(Saved entries)
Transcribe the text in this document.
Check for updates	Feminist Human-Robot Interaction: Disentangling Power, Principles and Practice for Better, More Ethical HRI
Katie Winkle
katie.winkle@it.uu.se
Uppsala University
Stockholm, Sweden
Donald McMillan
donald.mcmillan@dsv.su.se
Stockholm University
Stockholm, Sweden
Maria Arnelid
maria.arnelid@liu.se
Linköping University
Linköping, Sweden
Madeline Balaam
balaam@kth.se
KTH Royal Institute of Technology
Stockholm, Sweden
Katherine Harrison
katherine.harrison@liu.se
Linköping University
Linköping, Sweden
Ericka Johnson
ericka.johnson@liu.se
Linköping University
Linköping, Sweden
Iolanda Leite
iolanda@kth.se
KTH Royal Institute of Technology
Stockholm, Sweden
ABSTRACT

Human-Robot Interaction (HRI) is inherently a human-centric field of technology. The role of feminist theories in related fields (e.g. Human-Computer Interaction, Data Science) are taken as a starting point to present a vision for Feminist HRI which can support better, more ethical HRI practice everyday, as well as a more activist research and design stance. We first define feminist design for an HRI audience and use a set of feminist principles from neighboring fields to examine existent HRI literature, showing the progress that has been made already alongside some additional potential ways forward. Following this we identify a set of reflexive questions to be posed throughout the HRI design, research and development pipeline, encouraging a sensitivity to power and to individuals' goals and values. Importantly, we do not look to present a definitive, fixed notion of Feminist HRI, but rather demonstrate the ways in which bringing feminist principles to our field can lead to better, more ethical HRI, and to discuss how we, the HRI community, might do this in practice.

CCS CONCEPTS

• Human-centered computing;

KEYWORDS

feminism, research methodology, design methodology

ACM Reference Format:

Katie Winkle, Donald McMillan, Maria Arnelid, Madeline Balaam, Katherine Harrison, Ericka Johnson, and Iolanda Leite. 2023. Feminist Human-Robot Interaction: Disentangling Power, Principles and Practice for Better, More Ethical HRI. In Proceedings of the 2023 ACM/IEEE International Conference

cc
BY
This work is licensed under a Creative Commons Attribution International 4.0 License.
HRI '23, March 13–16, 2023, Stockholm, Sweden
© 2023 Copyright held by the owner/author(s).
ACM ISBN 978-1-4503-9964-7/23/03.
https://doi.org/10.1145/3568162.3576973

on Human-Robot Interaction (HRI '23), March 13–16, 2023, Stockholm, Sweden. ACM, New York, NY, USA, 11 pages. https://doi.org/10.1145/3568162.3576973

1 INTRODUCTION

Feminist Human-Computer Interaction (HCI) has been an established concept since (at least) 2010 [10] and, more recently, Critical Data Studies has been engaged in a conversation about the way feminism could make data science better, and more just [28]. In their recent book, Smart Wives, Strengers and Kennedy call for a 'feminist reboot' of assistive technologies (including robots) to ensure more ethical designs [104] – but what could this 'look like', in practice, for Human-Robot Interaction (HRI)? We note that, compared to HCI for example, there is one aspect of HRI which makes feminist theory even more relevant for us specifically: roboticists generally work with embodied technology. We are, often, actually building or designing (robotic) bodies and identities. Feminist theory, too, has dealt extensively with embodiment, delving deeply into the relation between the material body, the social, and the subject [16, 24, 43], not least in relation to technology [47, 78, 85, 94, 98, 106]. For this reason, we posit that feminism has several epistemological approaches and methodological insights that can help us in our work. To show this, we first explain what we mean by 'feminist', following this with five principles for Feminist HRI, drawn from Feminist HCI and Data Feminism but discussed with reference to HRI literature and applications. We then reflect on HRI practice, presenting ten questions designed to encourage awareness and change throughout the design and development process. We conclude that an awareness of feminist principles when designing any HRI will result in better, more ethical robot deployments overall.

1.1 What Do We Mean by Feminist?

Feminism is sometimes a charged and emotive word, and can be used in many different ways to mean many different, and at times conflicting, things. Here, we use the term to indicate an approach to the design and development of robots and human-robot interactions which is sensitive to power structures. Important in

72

**WHAT IS NEEDED**
Of the lines above, copy each that contains "International".

**FULL SOLUTION**
Katie Winkle, Donald McMillan, Maria Arnelid, Madeline Balaam, Katherine Harrison, Ericka Johnson, and Iolanda Leite. 2023. Feminist Human-Robot Interaction: Disentangling Power, Principles and Practice for Better, More Ethical HRI. In Proceedings of the 2023 ACM/IEEE International Conference
This work is licensed under a Creative Commons Attribution International 4.0 License.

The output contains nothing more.